EXERCISE DIRECTIONS:
In the text on Vladimir Sertić, reproduce everything from "Vladimir Sertić (27" down to "with Nikolai Boulgakov." word for word.

SOURCE EXTRACT:
----------------------------------------
= Vladimir Sertić =

Vladimir Sertić (27 September 1901 – 10 March 1983) was a Croatian physician who pioneered virology and bacteriophage therapy. He worked in Félix d'Herelle's Laboratoire du Bactériophage in Paris in 1928 and served as its scientific director. He worked on bacteriophage classification and isolated many strains including φX174 in collaboration with Nikolai Boulgakov.

Sertić was born in Gorica, a hamlet of Sutivanac, Istria, at the time in the Austro-Hungarian Empire. His father was an army physician. He too studied medicine at the University of Zagreb School of Medicine from 1919. He graduated in 1925 and joined the institute for experimental pathology in Zagreb. Here he was involved in immunobiology under the supervision of Miroslav Mikuličić. In 1929 he wrote about bacteriophages causing lysis of Escherichia coli. He went to Paris to work at the Laboratoire du Bactériophage that was run privately by Felix d'Herelle. Along with Boulgakov he was involved in examining phages from waste waters. He developed a naming system for bacteriophages. The names began with Greek alphabets that defined if the phage was specific to a bacteria or acted against multiple ones (φ) and was followed by a roman numeral between I and XIV defining the antigenic reaction followed by a numeral that was based on isolates used for cross-neutralization tests. He worked there until he was forced to return home by World War II in 1939. He was mobilized into the army and was captured and held prisoner by the Nazi army but released to the Croatian state. He returned to Zagreb and joined the school of medicine and was made a professor in 1941. Two years later he suffered from various physical and mental ailments and was forced to retire. He was taken care of by his sister and he died in obscurity.
----------------------------------------
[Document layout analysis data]

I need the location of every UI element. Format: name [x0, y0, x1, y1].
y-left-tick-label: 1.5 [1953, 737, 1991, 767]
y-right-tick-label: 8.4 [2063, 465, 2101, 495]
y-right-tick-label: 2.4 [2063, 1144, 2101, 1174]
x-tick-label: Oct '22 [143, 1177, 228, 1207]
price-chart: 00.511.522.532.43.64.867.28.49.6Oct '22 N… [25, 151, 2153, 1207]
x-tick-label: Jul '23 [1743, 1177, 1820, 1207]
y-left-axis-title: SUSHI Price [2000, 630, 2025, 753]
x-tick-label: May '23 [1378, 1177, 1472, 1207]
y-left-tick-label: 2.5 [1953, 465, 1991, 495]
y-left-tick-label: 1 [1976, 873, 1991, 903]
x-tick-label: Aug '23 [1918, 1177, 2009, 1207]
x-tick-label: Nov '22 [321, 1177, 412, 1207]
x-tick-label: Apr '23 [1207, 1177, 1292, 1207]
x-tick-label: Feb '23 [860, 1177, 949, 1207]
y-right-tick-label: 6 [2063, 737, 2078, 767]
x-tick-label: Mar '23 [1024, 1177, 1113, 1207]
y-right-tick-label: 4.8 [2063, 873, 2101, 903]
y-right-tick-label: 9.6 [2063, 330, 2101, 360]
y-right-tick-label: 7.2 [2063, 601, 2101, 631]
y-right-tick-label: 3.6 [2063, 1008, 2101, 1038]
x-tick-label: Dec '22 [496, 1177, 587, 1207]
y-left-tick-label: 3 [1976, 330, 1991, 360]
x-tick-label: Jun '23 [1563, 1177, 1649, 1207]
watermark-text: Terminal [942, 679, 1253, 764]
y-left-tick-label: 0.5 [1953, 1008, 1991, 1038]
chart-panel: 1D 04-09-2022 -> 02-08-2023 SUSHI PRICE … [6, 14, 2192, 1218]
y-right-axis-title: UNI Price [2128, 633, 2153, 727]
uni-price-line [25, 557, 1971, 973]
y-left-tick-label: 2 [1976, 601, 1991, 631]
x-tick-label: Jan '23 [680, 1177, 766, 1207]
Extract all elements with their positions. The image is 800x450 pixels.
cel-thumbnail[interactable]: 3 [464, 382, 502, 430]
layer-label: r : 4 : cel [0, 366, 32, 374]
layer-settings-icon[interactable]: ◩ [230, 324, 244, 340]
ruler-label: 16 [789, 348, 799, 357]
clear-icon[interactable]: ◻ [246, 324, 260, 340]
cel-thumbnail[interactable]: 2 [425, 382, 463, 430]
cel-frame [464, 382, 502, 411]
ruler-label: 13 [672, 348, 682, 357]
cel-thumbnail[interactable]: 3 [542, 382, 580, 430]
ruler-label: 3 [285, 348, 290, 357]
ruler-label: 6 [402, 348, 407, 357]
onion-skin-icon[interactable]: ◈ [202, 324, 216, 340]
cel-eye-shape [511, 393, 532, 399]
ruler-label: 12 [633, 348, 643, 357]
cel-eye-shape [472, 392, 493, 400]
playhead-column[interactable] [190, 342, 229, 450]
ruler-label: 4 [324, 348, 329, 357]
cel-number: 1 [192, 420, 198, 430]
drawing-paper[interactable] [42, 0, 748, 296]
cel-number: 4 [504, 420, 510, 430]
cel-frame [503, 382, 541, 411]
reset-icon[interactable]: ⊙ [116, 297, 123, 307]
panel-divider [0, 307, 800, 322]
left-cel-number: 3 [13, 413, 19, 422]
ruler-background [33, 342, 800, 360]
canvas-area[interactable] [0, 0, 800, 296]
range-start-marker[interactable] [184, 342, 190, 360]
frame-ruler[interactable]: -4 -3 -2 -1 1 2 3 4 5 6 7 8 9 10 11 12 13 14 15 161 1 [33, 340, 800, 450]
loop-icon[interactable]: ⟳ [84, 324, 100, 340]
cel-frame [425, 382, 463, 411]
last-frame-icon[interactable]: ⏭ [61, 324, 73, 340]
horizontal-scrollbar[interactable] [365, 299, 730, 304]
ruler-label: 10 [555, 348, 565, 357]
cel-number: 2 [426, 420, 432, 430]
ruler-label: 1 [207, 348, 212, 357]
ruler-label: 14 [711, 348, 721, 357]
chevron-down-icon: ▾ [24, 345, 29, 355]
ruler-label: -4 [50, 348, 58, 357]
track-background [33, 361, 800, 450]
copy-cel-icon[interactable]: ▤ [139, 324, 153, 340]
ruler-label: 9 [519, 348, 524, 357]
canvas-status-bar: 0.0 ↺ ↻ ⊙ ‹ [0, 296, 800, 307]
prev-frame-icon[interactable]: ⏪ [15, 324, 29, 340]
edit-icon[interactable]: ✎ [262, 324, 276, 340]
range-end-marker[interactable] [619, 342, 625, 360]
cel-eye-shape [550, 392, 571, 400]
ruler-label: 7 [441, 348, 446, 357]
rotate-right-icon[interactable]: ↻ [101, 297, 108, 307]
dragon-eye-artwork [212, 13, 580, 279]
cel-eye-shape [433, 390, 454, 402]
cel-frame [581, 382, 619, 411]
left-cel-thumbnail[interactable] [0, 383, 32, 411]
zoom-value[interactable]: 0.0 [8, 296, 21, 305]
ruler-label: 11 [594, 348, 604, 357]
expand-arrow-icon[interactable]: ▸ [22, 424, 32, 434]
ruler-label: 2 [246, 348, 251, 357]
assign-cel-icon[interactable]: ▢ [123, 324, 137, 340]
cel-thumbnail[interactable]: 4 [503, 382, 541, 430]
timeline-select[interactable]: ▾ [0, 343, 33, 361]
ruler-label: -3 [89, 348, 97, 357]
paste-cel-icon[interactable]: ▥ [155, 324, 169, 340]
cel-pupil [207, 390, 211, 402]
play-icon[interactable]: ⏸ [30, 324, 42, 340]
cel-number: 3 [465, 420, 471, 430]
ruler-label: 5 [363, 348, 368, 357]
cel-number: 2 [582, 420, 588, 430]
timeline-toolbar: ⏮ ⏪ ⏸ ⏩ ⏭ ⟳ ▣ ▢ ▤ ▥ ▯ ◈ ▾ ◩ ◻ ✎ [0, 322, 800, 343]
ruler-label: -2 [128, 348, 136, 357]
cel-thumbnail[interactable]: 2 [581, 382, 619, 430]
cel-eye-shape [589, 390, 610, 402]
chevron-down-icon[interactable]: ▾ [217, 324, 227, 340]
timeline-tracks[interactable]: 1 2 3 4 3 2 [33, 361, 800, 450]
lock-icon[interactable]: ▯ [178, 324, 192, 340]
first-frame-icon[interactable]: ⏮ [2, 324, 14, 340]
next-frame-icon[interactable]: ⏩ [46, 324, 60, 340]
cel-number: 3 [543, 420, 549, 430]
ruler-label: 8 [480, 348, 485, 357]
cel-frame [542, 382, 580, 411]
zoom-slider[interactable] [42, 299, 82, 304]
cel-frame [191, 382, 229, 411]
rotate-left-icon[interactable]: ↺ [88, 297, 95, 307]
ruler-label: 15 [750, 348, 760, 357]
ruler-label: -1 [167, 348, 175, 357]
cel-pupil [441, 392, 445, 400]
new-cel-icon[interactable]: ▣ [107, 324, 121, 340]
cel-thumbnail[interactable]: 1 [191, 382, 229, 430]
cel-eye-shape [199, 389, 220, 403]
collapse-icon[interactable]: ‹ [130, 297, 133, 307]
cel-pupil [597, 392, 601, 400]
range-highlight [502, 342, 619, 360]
----------------------------------------
OUTPUT FOR THIS EXERCISE:
Vladimir Sertić (27 September 1901 – 10 March 1983) was a Croatian physician who pioneered virology and bacteriophage therapy. He worked in Félix d'Herelle's Laboratoire du Bactériophage in Paris in 1928 and served as its scientific director. He worked on bacteriophage classification and isolated many strains including φX174 in collaboration with Nikolai Boulgakov.